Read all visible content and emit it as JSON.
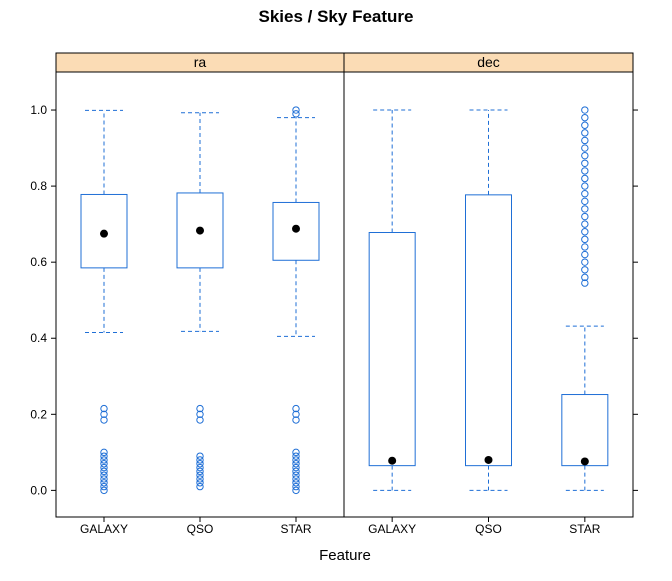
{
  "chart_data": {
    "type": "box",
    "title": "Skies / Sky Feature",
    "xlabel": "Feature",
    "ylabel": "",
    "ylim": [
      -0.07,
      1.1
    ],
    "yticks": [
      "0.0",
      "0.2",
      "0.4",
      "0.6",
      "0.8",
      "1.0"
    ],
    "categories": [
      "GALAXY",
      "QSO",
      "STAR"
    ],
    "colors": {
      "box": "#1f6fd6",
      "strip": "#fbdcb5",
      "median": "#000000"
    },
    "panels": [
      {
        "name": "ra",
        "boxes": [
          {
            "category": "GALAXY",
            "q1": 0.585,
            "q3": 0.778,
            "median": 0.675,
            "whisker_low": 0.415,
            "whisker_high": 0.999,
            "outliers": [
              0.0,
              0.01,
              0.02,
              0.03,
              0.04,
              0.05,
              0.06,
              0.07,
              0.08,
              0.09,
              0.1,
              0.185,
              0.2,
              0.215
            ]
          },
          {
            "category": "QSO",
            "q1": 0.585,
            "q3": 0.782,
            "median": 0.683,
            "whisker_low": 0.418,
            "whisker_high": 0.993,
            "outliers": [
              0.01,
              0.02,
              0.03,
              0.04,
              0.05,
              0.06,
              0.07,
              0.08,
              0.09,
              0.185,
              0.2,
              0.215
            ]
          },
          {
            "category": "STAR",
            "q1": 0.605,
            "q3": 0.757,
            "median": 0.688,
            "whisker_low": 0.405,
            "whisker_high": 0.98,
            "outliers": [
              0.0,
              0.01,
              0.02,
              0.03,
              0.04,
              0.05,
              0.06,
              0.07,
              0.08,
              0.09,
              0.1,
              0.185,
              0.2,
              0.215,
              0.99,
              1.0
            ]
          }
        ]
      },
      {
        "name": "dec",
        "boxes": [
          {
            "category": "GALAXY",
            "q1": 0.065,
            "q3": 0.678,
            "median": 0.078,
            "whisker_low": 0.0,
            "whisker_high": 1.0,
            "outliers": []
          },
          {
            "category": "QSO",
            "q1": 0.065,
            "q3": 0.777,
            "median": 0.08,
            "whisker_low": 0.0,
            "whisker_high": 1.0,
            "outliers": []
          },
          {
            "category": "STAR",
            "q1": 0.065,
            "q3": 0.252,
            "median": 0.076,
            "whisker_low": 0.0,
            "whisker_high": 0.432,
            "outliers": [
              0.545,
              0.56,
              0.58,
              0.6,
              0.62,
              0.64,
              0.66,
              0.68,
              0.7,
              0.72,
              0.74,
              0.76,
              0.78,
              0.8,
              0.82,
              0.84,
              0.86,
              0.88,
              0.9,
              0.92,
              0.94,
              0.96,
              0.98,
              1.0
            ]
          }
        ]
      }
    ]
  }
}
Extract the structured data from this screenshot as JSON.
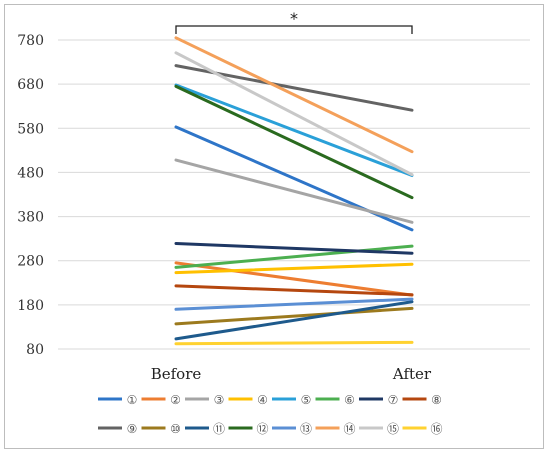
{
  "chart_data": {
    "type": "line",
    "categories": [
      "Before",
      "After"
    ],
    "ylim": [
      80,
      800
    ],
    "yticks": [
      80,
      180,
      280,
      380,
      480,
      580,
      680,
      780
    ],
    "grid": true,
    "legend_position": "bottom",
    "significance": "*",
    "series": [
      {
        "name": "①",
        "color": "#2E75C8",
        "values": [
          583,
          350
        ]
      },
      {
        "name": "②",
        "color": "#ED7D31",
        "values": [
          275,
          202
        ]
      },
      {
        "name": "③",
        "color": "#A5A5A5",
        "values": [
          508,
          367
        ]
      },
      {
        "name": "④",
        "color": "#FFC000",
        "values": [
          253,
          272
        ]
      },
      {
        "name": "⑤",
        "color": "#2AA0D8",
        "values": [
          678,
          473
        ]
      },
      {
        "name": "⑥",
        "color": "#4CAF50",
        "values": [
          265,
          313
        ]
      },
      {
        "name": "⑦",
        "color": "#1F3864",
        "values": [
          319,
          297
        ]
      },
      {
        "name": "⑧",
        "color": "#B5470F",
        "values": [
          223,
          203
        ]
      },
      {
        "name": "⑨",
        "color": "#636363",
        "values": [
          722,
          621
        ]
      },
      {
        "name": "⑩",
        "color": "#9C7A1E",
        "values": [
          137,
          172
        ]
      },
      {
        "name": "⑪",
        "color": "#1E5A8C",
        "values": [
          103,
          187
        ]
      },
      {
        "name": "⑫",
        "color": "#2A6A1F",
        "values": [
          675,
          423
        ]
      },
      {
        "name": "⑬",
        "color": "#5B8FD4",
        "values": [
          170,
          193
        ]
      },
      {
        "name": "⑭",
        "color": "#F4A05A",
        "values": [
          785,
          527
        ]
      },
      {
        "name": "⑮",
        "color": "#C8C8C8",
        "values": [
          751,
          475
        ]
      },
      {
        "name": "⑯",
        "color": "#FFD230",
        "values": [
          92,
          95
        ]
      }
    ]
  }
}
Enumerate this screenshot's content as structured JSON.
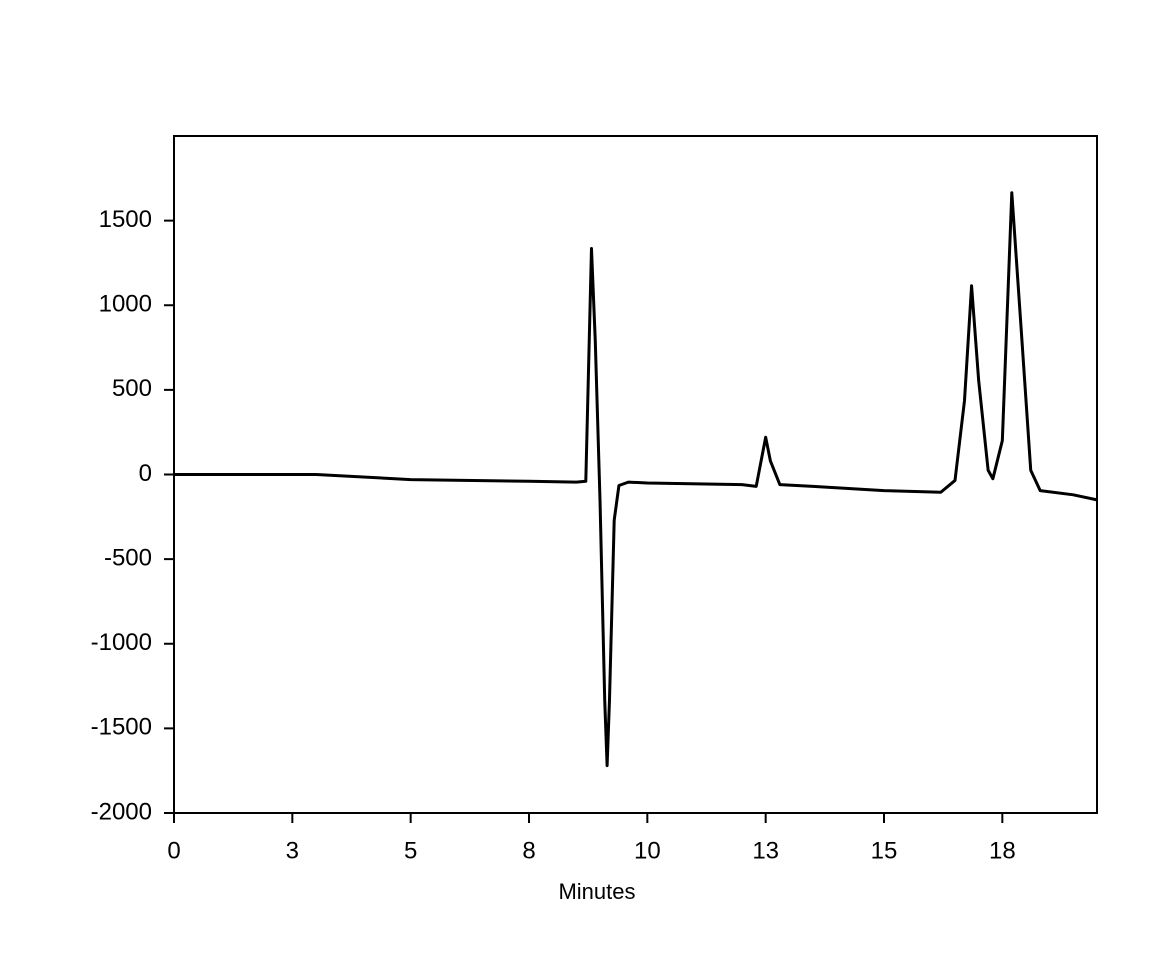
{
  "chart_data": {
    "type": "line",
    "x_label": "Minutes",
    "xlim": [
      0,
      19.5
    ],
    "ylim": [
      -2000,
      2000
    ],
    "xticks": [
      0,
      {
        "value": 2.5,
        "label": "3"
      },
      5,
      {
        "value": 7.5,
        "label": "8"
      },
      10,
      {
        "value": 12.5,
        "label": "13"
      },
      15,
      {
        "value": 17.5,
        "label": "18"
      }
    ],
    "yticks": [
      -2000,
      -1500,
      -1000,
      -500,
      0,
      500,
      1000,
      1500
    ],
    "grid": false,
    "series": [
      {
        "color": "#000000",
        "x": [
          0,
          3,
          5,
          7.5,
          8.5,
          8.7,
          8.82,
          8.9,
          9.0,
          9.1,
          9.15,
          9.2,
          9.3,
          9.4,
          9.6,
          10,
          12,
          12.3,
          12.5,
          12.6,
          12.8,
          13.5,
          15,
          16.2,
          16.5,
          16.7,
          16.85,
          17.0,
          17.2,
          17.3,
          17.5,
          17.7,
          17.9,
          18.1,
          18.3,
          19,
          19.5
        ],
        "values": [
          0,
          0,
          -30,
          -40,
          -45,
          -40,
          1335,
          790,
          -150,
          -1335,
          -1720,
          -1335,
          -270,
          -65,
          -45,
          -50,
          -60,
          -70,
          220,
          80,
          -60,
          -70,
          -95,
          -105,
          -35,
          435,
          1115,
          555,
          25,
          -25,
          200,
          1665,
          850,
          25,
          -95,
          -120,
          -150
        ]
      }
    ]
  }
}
-------
● DIRECTIVE: Print every entry above again without changing a word, and omit the pictures.

● COMPLETED TASK:
Read all visible content and emit it as JSON.
{
  "chart_data": {
    "type": "box",
    "title": "Skies / Sky Feature",
    "xlabel": "Feature",
    "ylabel": "",
    "ylim": [
      -0.07,
      1.1
    ],
    "yticks": [
      "0.0",
      "0.2",
      "0.4",
      "0.6",
      "0.8",
      "1.0"
    ],
    "categories": [
      "GALAXY",
      "QSO",
      "STAR"
    ],
    "colors": {
      "box": "#1f6fd6",
      "strip": "#fbdcb5",
      "median": "#000000"
    },
    "panels": [
      {
        "name": "ra",
        "boxes": [
          {
            "category": "GALAXY",
            "q1": 0.585,
            "q3": 0.778,
            "median": 0.675,
            "whisker_low": 0.415,
            "whisker_high": 0.999,
            "outliers": [
              0.0,
              0.01,
              0.02,
              0.03,
              0.04,
              0.05,
              0.06,
              0.07,
              0.08,
              0.09,
              0.1,
              0.185,
              0.2,
              0.215
            ]
          },
          {
            "category": "QSO",
            "q1": 0.585,
            "q3": 0.782,
            "median": 0.683,
            "whisker_low": 0.418,
            "whisker_high": 0.993,
            "outliers": [
              0.01,
              0.02,
              0.03,
              0.04,
              0.05,
              0.06,
              0.07,
              0.08,
              0.09,
              0.185,
              0.2,
              0.215
            ]
          },
          {
            "category": "STAR",
            "q1": 0.605,
            "q3": 0.757,
            "median": 0.688,
            "whisker_low": 0.405,
            "whisker_high": 0.98,
            "outliers": [
              0.0,
              0.01,
              0.02,
              0.03,
              0.04,
              0.05,
              0.06,
              0.07,
              0.08,
              0.09,
              0.1,
              0.185,
              0.2,
              0.215,
              0.99,
              1.0
            ]
          }
        ]
      },
      {
        "name": "dec",
        "boxes": [
          {
            "category": "GALAXY",
            "q1": 0.065,
            "q3": 0.678,
            "median": 0.078,
            "whisker_low": 0.0,
            "whisker_high": 1.0,
            "outliers": []
          },
          {
            "category": "QSO",
            "q1": 0.065,
            "q3": 0.777,
            "median": 0.08,
            "whisker_low": 0.0,
            "whisker_high": 1.0,
            "outliers": []
          },
          {
            "category": "STAR",
            "q1": 0.065,
            "q3": 0.252,
            "median": 0.076,
            "whisker_low": 0.0,
            "whisker_high": 0.432,
            "outliers": [
              0.545,
              0.56,
              0.58,
              0.6,
              0.62,
              0.64,
              0.66,
              0.68,
              0.7,
              0.72,
              0.74,
              0.76,
              0.78,
              0.8,
              0.82,
              0.84,
              0.86,
              0.88,
              0.9,
              0.92,
              0.94,
              0.96,
              0.98,
              1.0
            ]
          }
        ]
      }
    ]
  }
}
Extract the structured data from this screenshot as JSON.
{
  "chart_data": {
    "type": "line",
    "categories": [
      "Before",
      "After"
    ],
    "ylim": [
      80,
      800
    ],
    "yticks": [
      80,
      180,
      280,
      380,
      480,
      580,
      680,
      780
    ],
    "grid": true,
    "legend_position": "bottom",
    "significance": "*",
    "series": [
      {
        "name": "①",
        "color": "#2E75C8",
        "values": [
          583,
          350
        ]
      },
      {
        "name": "②",
        "color": "#ED7D31",
        "values": [
          275,
          202
        ]
      },
      {
        "name": "③",
        "color": "#A5A5A5",
        "values": [
          508,
          367
        ]
      },
      {
        "name": "④",
        "color": "#FFC000",
        "values": [
          253,
          272
        ]
      },
      {
        "name": "⑤",
        "color": "#2AA0D8",
        "values": [
          678,
          473
        ]
      },
      {
        "name": "⑥",
        "color": "#4CAF50",
        "values": [
          265,
          313
        ]
      },
      {
        "name": "⑦",
        "color": "#1F3864",
        "values": [
          319,
          297
        ]
      },
      {
        "name": "⑧",
        "color": "#B5470F",
        "values": [
          223,
          203
        ]
      },
      {
        "name": "⑨",
        "color": "#636363",
        "values": [
          722,
          621
        ]
      },
      {
        "name": "⑩",
        "color": "#9C7A1E",
        "values": [
          137,
          172
        ]
      },
      {
        "name": "⑪",
        "color": "#1E5A8C",
        "values": [
          103,
          187
        ]
      },
      {
        "name": "⑫",
        "color": "#2A6A1F",
        "values": [
          675,
          423
        ]
      },
      {
        "name": "⑬",
        "color": "#5B8FD4",
        "values": [
          170,
          193
        ]
      },
      {
        "name": "⑭",
        "color": "#F4A05A",
        "values": [
          785,
          527
        ]
      },
      {
        "name": "⑮",
        "color": "#C8C8C8",
        "values": [
          751,
          475
        ]
      },
      {
        "name": "⑯",
        "color": "#FFD230",
        "values": [
          92,
          95
        ]
      }
    ]
  }
}
Enumerate this screenshot's content as structured JSON.
{
  "chart_data": {
    "type": "line",
    "x_label": "Minutes",
    "xlim": [
      0,
      19.5
    ],
    "ylim": [
      -2000,
      2000
    ],
    "xticks": [
      0,
      {
        "value": 2.5,
        "label": "3"
      },
      5,
      {
        "value": 7.5,
        "label": "8"
      },
      10,
      {
        "value": 12.5,
        "label": "13"
      },
      15,
      {
        "value": 17.5,
        "label": "18"
      }
    ],
    "yticks": [
      -2000,
      -1500,
      -1000,
      -500,
      0,
      500,
      1000,
      1500
    ],
    "grid": false,
    "series": [
      {
        "color": "#000000",
        "x": [
          0,
          3,
          5,
          7.5,
          8.5,
          8.7,
          8.82,
          8.9,
          9.0,
          9.1,
          9.15,
          9.2,
          9.3,
          9.4,
          9.6,
          10,
          12,
          12.3,
          12.5,
          12.6,
          12.8,
          13.5,
          15,
          16.2,
          16.5,
          16.7,
          16.85,
          17.0,
          17.2,
          17.3,
          17.5,
          17.7,
          17.9,
          18.1,
          18.3,
          19,
          19.5
        ],
        "values": [
          0,
          0,
          -30,
          -40,
          -45,
          -40,
          1335,
          790,
          -150,
          -1335,
          -1720,
          -1335,
          -270,
          -65,
          -45,
          -50,
          -60,
          -70,
          220,
          80,
          -60,
          -70,
          -95,
          -105,
          -35,
          435,
          1115,
          555,
          25,
          -25,
          200,
          1665,
          850,
          25,
          -95,
          -120,
          -150
        ]
      }
    ]
  }
}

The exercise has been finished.